**EXERCISE GOAL**
From the listing below, return each line that includes "source".
··· MATERIAL SHOWN
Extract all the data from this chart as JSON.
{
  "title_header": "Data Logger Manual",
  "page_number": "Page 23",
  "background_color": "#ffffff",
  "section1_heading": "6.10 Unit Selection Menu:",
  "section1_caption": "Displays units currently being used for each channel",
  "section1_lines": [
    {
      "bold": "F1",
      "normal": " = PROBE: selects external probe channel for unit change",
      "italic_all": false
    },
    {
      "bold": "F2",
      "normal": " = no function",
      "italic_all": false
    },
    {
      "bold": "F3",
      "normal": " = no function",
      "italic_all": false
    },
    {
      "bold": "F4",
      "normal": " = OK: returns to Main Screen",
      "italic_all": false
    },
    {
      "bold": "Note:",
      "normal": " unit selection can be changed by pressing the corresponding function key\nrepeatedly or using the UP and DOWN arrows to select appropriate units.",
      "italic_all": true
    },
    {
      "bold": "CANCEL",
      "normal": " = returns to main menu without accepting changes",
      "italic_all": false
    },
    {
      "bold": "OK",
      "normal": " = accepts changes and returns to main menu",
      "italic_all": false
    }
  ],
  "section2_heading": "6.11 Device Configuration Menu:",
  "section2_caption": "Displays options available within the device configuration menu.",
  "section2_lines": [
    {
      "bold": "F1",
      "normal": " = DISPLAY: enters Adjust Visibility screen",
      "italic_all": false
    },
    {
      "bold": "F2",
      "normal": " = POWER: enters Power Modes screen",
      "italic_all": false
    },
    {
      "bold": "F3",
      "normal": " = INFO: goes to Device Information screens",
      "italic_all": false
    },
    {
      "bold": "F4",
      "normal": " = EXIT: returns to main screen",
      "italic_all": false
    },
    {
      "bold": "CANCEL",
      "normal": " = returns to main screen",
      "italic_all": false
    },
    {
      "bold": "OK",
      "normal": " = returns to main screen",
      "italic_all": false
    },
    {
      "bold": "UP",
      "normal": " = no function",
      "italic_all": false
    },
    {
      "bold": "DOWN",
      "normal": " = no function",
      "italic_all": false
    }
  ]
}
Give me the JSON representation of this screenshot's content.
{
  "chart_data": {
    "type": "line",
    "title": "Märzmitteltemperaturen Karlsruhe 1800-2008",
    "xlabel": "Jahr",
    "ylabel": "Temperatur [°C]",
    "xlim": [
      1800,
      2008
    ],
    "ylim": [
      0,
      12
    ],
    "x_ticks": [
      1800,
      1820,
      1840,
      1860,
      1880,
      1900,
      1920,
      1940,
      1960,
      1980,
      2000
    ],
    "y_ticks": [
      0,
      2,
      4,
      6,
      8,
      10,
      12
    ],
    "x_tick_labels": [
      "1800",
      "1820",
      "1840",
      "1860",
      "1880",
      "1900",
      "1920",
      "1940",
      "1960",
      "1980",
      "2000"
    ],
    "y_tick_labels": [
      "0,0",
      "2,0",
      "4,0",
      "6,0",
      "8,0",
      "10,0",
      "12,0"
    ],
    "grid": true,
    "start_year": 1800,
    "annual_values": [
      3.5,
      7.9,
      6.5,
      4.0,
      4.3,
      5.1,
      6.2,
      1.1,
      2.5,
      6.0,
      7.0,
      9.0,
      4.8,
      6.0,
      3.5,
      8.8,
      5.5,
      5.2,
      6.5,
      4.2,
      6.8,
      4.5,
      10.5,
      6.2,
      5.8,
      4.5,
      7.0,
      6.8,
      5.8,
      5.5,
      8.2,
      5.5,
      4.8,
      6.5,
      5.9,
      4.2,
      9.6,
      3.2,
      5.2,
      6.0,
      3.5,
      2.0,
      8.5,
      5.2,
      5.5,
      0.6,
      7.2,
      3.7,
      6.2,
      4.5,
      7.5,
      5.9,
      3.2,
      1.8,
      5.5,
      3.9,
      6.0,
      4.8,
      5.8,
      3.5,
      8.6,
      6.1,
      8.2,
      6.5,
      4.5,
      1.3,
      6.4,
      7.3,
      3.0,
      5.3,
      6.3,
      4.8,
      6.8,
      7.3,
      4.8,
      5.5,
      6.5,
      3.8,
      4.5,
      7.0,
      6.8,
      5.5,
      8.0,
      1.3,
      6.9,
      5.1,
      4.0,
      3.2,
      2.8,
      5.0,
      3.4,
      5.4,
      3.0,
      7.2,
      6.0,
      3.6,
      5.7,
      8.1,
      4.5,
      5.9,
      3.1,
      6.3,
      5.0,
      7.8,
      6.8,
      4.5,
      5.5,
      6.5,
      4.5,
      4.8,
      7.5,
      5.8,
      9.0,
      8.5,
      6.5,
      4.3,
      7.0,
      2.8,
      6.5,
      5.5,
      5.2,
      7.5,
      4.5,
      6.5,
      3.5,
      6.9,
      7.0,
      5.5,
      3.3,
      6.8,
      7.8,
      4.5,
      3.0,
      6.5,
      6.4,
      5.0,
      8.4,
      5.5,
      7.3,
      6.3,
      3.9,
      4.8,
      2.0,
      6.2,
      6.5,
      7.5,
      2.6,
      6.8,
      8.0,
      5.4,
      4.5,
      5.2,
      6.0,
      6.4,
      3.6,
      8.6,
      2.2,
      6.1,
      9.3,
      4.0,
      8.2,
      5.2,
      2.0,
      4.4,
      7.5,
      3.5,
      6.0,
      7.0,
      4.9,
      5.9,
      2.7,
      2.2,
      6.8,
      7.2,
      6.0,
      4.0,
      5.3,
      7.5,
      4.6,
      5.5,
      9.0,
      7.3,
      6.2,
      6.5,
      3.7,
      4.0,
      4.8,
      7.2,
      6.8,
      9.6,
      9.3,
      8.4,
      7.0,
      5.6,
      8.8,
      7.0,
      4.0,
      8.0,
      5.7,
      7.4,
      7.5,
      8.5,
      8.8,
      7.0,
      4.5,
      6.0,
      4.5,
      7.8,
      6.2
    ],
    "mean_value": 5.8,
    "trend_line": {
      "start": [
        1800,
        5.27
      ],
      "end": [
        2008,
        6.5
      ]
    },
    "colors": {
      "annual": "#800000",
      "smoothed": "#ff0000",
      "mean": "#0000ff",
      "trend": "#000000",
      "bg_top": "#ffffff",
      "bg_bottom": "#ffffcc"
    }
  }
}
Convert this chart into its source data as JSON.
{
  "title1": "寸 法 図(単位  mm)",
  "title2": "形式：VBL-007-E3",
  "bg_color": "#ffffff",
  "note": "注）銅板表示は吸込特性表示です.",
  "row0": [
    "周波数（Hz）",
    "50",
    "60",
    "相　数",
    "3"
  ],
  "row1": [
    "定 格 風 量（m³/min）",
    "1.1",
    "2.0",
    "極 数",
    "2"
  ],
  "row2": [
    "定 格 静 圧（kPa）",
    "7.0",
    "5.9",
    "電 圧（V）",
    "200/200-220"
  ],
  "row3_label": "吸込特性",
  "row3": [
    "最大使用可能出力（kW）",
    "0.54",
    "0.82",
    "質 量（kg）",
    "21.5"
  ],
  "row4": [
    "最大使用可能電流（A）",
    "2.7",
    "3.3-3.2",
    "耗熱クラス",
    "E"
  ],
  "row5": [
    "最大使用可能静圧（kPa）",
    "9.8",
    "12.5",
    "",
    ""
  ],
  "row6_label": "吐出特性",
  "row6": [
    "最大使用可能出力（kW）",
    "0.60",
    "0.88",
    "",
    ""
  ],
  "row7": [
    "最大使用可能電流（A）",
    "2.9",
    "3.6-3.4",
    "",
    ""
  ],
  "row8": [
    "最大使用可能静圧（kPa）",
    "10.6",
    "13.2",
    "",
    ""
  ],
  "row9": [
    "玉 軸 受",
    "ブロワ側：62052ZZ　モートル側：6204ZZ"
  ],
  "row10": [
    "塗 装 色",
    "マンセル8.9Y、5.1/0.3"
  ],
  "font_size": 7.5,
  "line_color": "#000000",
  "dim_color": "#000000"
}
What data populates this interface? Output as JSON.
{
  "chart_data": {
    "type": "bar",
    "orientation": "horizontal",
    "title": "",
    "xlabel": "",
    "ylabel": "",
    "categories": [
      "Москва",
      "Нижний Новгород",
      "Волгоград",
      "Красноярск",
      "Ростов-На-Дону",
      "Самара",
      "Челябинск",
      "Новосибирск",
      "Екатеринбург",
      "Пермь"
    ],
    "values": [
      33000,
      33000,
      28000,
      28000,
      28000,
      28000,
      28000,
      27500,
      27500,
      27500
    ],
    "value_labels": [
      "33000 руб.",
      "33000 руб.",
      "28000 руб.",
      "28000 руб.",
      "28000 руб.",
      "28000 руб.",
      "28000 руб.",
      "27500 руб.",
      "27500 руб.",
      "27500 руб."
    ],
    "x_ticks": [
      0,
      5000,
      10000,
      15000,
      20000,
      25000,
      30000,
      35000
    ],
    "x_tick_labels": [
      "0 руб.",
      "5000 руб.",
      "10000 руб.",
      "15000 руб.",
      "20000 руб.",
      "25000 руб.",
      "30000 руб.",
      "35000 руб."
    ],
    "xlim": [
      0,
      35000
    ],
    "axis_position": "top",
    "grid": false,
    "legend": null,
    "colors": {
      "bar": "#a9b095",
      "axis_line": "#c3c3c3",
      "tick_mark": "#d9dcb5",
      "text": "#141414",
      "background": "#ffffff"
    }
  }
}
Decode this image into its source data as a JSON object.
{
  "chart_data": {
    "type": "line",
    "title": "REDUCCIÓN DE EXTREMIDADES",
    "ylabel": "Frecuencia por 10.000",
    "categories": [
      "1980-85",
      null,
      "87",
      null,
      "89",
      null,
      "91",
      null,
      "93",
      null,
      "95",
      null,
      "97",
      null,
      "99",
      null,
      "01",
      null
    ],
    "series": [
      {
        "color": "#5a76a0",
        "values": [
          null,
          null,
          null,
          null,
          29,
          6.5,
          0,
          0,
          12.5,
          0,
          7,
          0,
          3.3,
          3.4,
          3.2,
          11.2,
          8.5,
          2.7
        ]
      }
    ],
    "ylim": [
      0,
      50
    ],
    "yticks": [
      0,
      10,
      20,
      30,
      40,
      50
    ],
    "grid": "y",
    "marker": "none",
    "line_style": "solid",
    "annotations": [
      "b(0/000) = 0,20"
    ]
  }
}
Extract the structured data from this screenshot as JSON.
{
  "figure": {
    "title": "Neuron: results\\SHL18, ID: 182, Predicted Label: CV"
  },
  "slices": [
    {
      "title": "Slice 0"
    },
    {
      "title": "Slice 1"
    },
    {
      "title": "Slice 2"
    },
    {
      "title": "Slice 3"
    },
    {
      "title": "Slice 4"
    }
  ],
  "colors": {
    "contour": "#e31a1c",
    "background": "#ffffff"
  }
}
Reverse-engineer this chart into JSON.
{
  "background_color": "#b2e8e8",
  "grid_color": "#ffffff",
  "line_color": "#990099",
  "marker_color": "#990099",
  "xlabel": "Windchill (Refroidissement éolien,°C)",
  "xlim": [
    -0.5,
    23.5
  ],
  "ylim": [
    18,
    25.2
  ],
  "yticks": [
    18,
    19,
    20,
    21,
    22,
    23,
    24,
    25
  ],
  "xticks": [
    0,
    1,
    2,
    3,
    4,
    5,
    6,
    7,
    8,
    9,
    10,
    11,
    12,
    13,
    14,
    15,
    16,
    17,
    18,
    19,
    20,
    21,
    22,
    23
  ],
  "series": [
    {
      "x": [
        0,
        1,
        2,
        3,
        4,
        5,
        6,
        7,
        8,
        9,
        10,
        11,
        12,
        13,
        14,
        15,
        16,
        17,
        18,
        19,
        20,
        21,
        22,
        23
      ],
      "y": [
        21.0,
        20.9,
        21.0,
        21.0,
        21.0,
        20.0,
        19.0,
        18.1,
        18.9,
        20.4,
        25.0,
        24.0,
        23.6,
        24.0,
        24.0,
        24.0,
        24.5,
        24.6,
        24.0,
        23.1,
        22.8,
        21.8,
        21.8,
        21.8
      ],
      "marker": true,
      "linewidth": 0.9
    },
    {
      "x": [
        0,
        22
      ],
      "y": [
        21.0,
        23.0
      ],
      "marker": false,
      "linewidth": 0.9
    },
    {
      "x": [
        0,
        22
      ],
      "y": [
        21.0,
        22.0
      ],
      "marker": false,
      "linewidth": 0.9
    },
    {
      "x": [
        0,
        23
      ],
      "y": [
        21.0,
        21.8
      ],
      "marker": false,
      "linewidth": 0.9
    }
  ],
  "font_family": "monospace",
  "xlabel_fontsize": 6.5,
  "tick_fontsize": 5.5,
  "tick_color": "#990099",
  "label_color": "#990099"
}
······
**ANSWER FOR THE TASK**
Convert this chart into its source data as JSON.
Decode this image into its source data as a JSON object.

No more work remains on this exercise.